* PROBLEM
Which lines hold the word "эффективности"? Show each of them.

* Dataset items
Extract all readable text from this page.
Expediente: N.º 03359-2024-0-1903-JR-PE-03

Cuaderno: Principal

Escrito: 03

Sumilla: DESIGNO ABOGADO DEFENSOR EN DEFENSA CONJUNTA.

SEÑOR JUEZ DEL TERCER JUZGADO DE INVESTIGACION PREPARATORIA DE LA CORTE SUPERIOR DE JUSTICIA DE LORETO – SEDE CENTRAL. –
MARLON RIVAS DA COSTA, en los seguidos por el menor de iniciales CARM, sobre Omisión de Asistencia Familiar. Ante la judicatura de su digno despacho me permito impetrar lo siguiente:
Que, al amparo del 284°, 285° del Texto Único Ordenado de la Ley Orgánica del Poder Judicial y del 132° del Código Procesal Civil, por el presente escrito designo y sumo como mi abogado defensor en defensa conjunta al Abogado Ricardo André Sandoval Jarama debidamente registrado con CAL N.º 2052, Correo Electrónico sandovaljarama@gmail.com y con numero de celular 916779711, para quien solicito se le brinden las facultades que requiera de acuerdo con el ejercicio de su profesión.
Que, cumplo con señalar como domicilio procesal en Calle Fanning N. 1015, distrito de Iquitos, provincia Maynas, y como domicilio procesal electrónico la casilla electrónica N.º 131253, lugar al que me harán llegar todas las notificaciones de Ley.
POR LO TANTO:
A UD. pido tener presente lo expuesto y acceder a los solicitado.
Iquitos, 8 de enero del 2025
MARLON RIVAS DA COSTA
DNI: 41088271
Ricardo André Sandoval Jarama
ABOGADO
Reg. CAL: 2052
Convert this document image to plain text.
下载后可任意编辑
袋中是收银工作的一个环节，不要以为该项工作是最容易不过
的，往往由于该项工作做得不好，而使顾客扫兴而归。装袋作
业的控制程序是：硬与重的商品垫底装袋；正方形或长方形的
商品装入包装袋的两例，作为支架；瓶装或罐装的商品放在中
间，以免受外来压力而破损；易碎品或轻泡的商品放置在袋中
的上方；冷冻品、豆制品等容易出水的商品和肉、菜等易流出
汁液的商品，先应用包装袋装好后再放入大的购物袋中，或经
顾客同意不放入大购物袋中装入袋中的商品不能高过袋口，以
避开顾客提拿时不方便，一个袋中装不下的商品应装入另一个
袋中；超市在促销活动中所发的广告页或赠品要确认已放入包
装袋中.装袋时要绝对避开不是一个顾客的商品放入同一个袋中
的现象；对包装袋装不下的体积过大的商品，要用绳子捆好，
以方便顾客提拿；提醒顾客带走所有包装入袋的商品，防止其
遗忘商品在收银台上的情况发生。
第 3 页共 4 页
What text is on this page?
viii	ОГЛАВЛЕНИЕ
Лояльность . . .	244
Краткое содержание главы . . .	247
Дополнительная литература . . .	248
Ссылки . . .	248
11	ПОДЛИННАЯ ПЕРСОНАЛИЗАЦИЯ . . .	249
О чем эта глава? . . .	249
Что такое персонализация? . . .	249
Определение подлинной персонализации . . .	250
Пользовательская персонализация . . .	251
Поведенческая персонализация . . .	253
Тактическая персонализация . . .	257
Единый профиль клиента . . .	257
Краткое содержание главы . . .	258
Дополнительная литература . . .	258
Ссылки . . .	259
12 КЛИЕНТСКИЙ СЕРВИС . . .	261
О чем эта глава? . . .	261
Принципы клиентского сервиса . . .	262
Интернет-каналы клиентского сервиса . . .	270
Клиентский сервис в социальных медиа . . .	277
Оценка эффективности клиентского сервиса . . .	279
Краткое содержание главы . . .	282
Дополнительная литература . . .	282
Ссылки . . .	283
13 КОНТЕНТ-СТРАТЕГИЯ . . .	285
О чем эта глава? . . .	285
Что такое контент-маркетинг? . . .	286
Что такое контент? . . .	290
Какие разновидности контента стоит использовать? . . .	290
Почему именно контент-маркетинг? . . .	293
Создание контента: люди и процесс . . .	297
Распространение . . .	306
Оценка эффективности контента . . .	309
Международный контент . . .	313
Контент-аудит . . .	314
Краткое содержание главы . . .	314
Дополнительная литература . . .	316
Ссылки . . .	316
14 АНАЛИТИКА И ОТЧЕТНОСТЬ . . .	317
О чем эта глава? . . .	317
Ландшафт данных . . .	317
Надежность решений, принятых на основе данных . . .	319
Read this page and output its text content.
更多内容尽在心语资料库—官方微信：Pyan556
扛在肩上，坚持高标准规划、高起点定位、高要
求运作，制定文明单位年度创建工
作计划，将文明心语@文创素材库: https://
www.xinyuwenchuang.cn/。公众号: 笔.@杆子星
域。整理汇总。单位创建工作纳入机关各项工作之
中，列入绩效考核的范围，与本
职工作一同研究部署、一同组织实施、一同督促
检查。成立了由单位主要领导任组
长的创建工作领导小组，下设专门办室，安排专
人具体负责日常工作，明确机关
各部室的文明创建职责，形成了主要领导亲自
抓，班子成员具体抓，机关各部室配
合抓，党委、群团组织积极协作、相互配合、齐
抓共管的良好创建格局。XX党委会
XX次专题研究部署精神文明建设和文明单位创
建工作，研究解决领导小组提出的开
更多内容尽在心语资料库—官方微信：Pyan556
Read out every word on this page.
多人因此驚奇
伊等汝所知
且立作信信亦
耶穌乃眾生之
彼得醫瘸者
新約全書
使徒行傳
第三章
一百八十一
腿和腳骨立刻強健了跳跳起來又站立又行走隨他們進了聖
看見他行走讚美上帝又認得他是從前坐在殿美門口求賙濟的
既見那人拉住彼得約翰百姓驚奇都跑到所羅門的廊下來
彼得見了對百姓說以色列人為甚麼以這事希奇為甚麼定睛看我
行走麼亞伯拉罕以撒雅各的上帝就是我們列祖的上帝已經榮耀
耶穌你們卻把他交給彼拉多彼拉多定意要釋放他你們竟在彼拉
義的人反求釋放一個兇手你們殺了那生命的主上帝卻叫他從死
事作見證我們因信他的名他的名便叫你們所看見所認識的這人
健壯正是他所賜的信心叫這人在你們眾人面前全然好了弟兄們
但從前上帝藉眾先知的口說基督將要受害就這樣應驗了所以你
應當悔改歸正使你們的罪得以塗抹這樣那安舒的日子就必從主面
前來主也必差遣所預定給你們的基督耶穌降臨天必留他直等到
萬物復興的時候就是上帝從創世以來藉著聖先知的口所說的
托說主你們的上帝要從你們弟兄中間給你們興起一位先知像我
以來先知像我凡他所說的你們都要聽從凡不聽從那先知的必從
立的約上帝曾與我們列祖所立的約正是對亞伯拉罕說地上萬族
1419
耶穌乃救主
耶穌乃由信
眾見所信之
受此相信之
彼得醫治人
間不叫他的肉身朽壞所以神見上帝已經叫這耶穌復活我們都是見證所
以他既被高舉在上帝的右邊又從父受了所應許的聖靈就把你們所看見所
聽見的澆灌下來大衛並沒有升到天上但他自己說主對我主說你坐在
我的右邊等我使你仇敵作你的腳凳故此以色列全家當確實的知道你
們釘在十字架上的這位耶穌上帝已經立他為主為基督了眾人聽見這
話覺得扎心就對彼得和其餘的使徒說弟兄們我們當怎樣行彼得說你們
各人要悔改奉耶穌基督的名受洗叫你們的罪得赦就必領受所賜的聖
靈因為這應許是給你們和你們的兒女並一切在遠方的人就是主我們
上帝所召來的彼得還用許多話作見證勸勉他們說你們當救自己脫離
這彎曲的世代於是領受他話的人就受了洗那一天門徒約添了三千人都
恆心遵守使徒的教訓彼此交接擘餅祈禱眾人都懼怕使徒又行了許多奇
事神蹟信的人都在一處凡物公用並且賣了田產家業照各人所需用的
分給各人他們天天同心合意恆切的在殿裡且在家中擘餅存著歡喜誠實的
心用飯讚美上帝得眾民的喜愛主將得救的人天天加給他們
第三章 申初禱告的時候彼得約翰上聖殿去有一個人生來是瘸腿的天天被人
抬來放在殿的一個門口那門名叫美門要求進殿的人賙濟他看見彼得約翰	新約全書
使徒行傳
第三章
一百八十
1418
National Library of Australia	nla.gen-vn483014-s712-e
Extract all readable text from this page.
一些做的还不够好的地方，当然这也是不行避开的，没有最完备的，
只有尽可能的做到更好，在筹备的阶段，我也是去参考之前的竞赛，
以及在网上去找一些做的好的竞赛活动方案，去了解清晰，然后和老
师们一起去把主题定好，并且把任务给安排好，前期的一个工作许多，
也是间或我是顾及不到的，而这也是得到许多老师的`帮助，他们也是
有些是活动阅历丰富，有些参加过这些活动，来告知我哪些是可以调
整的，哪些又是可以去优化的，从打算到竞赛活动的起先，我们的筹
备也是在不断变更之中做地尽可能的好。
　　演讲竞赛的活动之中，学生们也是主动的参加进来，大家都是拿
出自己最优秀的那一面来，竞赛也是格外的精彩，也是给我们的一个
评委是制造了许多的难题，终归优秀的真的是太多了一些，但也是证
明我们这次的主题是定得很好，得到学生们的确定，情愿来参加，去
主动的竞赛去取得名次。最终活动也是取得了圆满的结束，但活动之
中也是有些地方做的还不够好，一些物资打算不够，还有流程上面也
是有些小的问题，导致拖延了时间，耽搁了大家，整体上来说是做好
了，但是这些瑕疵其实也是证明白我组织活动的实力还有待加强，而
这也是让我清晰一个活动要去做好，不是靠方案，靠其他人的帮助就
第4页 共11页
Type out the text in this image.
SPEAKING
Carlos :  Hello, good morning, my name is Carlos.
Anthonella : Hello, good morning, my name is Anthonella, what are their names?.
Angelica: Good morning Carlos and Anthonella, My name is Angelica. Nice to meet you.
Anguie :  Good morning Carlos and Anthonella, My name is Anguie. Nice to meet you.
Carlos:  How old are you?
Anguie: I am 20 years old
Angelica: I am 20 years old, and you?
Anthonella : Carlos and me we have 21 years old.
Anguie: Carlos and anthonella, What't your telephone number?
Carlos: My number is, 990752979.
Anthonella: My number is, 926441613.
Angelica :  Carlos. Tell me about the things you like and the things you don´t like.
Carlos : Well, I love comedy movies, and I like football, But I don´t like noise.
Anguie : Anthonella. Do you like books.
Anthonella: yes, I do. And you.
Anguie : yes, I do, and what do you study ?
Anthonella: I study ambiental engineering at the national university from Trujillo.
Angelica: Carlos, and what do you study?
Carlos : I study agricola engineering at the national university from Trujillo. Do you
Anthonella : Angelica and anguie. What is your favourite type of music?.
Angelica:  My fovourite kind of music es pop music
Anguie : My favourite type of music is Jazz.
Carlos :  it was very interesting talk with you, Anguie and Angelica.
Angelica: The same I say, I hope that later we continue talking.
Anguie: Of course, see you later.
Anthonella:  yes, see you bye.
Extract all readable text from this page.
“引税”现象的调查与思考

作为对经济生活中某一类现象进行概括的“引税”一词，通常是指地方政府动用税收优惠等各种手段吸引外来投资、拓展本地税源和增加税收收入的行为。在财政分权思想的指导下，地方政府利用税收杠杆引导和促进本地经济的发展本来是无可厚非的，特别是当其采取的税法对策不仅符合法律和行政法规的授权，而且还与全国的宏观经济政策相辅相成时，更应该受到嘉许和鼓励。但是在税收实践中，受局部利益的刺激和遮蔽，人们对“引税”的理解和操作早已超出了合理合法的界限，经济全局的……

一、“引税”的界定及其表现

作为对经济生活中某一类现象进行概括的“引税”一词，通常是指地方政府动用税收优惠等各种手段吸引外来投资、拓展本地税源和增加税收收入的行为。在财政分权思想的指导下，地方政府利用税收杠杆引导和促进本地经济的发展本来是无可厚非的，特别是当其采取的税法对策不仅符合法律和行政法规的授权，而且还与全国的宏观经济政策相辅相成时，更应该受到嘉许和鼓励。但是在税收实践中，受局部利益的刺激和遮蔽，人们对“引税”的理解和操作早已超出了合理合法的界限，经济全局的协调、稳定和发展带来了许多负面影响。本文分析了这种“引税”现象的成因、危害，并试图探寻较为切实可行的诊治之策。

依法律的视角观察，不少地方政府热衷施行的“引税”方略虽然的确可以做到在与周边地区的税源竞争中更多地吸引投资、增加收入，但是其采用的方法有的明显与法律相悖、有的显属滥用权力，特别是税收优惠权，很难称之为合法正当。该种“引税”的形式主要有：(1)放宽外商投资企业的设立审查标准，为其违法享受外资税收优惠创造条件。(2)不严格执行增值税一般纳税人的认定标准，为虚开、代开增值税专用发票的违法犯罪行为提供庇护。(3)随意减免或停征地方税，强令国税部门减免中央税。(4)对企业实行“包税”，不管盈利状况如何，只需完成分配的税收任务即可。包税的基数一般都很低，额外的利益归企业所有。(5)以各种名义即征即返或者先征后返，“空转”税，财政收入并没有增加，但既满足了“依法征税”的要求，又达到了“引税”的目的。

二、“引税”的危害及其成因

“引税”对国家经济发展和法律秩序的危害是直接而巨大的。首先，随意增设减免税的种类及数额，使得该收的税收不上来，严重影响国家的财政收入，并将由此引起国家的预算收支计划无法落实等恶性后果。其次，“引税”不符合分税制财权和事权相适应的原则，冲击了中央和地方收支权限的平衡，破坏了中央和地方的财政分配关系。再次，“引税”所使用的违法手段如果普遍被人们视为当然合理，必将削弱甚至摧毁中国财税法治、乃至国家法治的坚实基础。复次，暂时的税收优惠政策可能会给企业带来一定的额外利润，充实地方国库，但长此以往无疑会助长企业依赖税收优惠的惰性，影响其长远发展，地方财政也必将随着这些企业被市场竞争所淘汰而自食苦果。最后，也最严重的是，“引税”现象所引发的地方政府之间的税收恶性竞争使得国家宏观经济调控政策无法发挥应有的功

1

* TASK RESPONSE
Оценка эффективности клиентского сервиса . . .	279
Оценка эффективности контента . . .	309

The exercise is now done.